* Start Input rows *
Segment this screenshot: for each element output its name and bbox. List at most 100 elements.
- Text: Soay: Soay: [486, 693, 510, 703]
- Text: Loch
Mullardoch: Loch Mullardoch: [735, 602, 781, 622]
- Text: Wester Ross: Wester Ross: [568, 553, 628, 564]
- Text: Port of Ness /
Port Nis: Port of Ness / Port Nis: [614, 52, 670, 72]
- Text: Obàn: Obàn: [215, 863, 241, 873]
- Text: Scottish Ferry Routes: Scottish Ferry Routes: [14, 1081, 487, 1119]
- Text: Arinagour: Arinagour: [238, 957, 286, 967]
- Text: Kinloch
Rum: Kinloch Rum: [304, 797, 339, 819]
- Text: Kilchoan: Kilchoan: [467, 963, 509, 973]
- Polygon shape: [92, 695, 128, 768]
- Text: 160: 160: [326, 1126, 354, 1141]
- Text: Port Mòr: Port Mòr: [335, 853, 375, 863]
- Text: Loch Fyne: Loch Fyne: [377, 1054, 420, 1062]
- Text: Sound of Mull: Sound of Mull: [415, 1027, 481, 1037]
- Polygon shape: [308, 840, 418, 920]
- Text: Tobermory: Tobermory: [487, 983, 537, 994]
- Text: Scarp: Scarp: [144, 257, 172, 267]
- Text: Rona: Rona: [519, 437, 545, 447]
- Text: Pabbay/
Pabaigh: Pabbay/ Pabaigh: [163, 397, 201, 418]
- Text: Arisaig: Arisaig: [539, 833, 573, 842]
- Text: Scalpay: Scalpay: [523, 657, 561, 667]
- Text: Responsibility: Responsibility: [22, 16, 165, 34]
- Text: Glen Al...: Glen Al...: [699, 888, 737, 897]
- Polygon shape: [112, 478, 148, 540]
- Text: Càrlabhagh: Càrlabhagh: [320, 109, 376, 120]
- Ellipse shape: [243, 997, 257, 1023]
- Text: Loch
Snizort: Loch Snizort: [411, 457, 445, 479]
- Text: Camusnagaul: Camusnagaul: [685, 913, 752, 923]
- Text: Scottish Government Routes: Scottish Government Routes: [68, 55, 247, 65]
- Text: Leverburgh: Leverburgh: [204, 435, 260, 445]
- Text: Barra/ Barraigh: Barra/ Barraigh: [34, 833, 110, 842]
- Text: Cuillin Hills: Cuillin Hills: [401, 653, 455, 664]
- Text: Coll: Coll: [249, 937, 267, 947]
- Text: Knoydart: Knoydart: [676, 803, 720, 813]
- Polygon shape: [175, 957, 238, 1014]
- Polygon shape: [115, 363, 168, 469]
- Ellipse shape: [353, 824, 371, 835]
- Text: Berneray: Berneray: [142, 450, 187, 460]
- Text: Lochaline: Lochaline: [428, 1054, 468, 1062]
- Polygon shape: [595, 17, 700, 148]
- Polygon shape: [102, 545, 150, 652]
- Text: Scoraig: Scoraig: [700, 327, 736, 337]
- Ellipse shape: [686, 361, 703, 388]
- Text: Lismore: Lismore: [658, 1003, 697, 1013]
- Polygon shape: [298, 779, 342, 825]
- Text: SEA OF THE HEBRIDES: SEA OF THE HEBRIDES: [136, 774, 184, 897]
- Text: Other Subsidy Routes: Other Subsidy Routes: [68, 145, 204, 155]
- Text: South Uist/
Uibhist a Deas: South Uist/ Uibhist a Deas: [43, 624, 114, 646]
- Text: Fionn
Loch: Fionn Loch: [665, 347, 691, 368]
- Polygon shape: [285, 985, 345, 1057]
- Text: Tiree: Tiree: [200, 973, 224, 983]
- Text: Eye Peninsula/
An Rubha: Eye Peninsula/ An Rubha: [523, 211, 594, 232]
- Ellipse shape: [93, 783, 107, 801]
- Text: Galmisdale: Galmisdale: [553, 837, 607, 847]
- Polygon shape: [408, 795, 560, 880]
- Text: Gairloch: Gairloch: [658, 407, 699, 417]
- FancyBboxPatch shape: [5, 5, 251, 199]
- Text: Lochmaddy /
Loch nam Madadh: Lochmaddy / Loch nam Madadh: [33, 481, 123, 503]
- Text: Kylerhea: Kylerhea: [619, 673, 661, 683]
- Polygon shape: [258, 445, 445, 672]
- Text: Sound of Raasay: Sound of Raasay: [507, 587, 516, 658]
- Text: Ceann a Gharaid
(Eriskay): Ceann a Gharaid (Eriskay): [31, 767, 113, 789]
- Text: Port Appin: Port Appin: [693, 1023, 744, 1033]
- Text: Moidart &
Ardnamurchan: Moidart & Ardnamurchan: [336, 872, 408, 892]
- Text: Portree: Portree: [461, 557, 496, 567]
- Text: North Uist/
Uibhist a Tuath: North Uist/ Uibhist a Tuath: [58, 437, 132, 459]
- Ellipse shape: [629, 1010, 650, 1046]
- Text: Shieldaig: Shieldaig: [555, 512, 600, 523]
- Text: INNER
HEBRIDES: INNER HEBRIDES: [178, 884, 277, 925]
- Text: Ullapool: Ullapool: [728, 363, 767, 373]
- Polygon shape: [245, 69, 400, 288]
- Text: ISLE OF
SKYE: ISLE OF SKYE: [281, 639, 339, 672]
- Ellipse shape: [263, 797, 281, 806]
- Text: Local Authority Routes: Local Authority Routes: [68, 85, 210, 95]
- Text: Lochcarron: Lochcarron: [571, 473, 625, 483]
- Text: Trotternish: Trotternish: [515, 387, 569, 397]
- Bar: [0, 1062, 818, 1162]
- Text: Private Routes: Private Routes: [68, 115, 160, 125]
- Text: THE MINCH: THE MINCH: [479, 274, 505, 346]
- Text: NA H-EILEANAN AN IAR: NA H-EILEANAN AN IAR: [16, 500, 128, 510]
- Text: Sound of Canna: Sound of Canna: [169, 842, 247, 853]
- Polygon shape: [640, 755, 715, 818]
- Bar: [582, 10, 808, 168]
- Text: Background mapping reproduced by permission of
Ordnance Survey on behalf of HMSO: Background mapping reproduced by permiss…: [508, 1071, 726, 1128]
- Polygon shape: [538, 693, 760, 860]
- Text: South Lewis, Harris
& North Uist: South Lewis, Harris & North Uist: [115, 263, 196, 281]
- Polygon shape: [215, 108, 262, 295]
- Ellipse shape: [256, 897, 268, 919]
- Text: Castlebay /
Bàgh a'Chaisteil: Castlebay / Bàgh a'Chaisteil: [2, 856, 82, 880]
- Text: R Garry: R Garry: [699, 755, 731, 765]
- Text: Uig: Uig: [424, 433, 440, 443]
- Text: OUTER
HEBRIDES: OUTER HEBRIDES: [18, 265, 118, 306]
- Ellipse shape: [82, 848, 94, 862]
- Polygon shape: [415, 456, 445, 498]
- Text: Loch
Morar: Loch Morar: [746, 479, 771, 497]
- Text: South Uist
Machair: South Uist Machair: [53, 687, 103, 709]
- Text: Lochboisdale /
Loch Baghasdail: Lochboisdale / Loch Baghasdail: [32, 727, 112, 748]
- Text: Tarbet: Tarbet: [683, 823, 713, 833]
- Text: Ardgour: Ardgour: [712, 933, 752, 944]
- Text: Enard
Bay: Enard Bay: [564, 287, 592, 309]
* End Input rows *
Rename every "Polygon shape" in the items above to "Polygon". Reproduce the lines with all else unchanged.

◆ **Written solution**
Segment this screenshot: for each element output its name and bbox. List at most 100 elements.
- Text: Soay: Soay: [486, 693, 510, 703]
- Text: Loch
Mullardoch: Loch Mullardoch: [735, 602, 781, 622]
- Text: Wester Ross: Wester Ross: [568, 553, 628, 564]
- Text: Port of Ness /
Port Nis: Port of Ness / Port Nis: [614, 52, 670, 72]
- Text: Obàn: Obàn: [215, 863, 241, 873]
- Text: Scottish Ferry Routes: Scottish Ferry Routes: [14, 1081, 487, 1119]
- Text: Arinagour: Arinagour: [238, 957, 286, 967]
- Text: Kinloch
Rum: Kinloch Rum: [304, 797, 339, 819]
- Text: Kilchoan: Kilchoan: [467, 963, 509, 973]
- Polygon: [92, 695, 128, 768]
- Text: 160: 160: [326, 1126, 354, 1141]
- Text: Port Mòr: Port Mòr: [335, 853, 375, 863]
- Text: Loch Fyne: Loch Fyne: [377, 1054, 420, 1062]
- Text: Sound of Mull: Sound of Mull: [415, 1027, 481, 1037]
- Polygon: [308, 840, 418, 920]
- Text: Tobermory: Tobermory: [487, 983, 537, 994]
- Text: Scarp: Scarp: [144, 257, 172, 267]
- Text: Rona: Rona: [519, 437, 545, 447]
- Text: Pabbay/
Pabaigh: Pabbay/ Pabaigh: [163, 397, 201, 418]
- Text: Arisaig: Arisaig: [539, 833, 573, 842]
- Text: Scalpay: Scalpay: [523, 657, 561, 667]
- Text: Responsibility: Responsibility: [22, 16, 165, 34]
- Text: Glen Al...: Glen Al...: [699, 888, 737, 897]
- Polygon: [112, 478, 148, 540]
- Text: Càrlabhagh: Càrlabhagh: [320, 109, 376, 120]
- Ellipse shape: [243, 997, 257, 1023]
- Text: Loch
Snizort: Loch Snizort: [411, 457, 445, 479]
- Text: Camusnagaul: Camusnagaul: [685, 913, 752, 923]
- Text: Scottish Government Routes: Scottish Government Routes: [68, 55, 247, 65]
- Text: Leverburgh: Leverburgh: [204, 435, 260, 445]
- Text: Barra/ Barraigh: Barra/ Barraigh: [34, 833, 110, 842]
- Text: Cuillin Hills: Cuillin Hills: [401, 653, 455, 664]
- Text: Coll: Coll: [249, 937, 267, 947]
- Text: Knoydart: Knoydart: [676, 803, 720, 813]
- Polygon: [175, 957, 238, 1014]
- Polygon: [115, 363, 168, 469]
- Ellipse shape: [353, 824, 371, 835]
- Text: Berneray: Berneray: [142, 450, 187, 460]
- Text: Lochaline: Lochaline: [428, 1054, 468, 1062]
- Polygon: [595, 17, 700, 148]
- Polygon: [102, 545, 150, 652]
- Text: Scoraig: Scoraig: [700, 327, 736, 337]
- Ellipse shape: [686, 361, 703, 388]
- Text: Lismore: Lismore: [658, 1003, 697, 1013]
- Polygon: [298, 779, 342, 825]
- Text: SEA OF THE HEBRIDES: SEA OF THE HEBRIDES: [136, 774, 184, 897]
- Text: Other Subsidy Routes: Other Subsidy Routes: [68, 145, 204, 155]
- Text: South Uist/
Uibhist a Deas: South Uist/ Uibhist a Deas: [43, 624, 114, 646]
- Text: Fionn
Loch: Fionn Loch: [665, 347, 691, 368]
- Polygon: [285, 985, 345, 1057]
- Text: Tiree: Tiree: [200, 973, 224, 983]
- Text: Eye Peninsula/
An Rubha: Eye Peninsula/ An Rubha: [523, 211, 594, 232]
- Ellipse shape: [93, 783, 107, 801]
- Text: Galmisdale: Galmisdale: [553, 837, 607, 847]
- Polygon: [408, 795, 560, 880]
- Text: Gairloch: Gairloch: [658, 407, 699, 417]
- FancyBboxPatch shape: [5, 5, 251, 199]
- Text: Lochmaddy /
Loch nam Madadh: Lochmaddy / Loch nam Madadh: [33, 481, 123, 503]
- Text: Kylerhea: Kylerhea: [619, 673, 661, 683]
- Polygon: [258, 445, 445, 672]
- Text: Sound of Raasay: Sound of Raasay: [507, 587, 516, 658]
- Text: Ceann a Gharaid
(Eriskay): Ceann a Gharaid (Eriskay): [31, 767, 113, 789]
- Text: Port Appin: Port Appin: [693, 1023, 744, 1033]
- Text: Moidart &
Ardnamurchan: Moidart & Ardnamurchan: [336, 872, 408, 892]
- Text: Portree: Portree: [461, 557, 496, 567]
- Text: North Uist/
Uibhist a Tuath: North Uist/ Uibhist a Tuath: [58, 437, 132, 459]
- Ellipse shape: [629, 1010, 650, 1046]
- Text: Shieldaig: Shieldaig: [555, 512, 600, 523]
- Text: INNER
HEBRIDES: INNER HEBRIDES: [178, 884, 277, 925]
- Text: Ullapool: Ullapool: [728, 363, 767, 373]
- Polygon: [245, 69, 400, 288]
- Text: ISLE OF
SKYE: ISLE OF SKYE: [281, 639, 339, 672]
- Ellipse shape: [263, 797, 281, 806]
- Text: Local Authority Routes: Local Authority Routes: [68, 85, 210, 95]
- Text: Lochcarron: Lochcarron: [571, 473, 625, 483]
- Text: Trotternish: Trotternish: [515, 387, 569, 397]
- Bar: [0, 1062, 818, 1162]
- Text: Private Routes: Private Routes: [68, 115, 160, 125]
- Text: THE MINCH: THE MINCH: [479, 274, 505, 346]
- Text: NA H-EILEANAN AN IAR: NA H-EILEANAN AN IAR: [16, 500, 128, 510]
- Text: Sound of Canna: Sound of Canna: [169, 842, 247, 853]
- Polygon: [640, 755, 715, 818]
- Bar: [582, 10, 808, 168]
- Text: Background mapping reproduced by permission of
Ordnance Survey on behalf of HMSO: Background mapping reproduced by permiss…: [508, 1071, 726, 1128]
- Polygon: [538, 693, 760, 860]
- Text: South Lewis, Harris
& North Uist: South Lewis, Harris & North Uist: [115, 263, 196, 281]
- Polygon: [215, 108, 262, 295]
- Ellipse shape: [256, 897, 268, 919]
- Text: Castlebay /
Bàgh a'Chaisteil: Castlebay / Bàgh a'Chaisteil: [2, 856, 82, 880]
- Text: R Garry: R Garry: [699, 755, 731, 765]
- Text: Uig: Uig: [424, 433, 440, 443]
- Text: OUTER
HEBRIDES: OUTER HEBRIDES: [18, 265, 118, 306]
- Ellipse shape: [82, 848, 94, 862]
- Polygon: [415, 456, 445, 498]
- Text: Loch
Morar: Loch Morar: [746, 479, 771, 497]
- Text: South Uist
Machair: South Uist Machair: [53, 687, 103, 709]
- Text: Lochboisdale /
Loch Baghasdail: Lochboisdale / Loch Baghasdail: [32, 727, 112, 748]
- Text: Tarbet: Tarbet: [683, 823, 713, 833]
- Text: Ardgour: Ardgour: [712, 933, 752, 944]
- Text: Enard
Bay: Enard Bay: [564, 287, 592, 309]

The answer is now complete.